◆ **Exercise goal**
Count how many lines include "this" and answer with that number only.

§

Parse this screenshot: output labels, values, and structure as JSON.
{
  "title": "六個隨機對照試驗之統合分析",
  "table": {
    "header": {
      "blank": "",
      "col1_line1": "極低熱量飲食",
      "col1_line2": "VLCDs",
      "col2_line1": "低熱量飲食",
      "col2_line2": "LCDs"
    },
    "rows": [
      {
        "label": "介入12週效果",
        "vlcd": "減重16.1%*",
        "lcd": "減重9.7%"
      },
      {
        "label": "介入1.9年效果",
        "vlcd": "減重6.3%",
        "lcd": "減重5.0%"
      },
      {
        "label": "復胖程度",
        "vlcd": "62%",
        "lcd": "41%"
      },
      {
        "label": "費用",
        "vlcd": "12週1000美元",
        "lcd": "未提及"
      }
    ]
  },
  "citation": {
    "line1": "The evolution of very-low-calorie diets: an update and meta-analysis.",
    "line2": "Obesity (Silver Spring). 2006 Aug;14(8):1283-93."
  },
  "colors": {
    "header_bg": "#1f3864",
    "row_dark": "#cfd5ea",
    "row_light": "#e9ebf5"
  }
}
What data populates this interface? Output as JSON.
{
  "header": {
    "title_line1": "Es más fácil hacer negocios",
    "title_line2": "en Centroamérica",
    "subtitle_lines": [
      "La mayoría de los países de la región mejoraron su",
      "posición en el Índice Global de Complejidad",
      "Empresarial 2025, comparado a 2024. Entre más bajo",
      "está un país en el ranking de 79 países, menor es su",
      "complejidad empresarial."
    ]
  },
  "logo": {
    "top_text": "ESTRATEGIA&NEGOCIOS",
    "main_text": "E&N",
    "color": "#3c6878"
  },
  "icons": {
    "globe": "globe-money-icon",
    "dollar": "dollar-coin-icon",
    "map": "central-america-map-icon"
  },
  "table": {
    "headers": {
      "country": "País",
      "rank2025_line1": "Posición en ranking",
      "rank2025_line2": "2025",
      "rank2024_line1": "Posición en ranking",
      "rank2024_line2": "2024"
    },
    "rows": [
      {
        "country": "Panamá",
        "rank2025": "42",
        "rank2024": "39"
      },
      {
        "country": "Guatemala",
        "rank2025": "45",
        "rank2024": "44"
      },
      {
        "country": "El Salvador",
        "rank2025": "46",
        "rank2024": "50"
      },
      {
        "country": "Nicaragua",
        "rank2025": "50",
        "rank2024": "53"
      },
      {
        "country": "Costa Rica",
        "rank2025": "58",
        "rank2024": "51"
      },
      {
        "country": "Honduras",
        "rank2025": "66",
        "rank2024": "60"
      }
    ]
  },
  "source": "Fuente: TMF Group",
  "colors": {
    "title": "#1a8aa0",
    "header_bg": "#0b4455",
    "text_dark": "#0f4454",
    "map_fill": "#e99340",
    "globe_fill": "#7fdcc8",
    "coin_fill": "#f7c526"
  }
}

§

◆ **Completed exercise**
2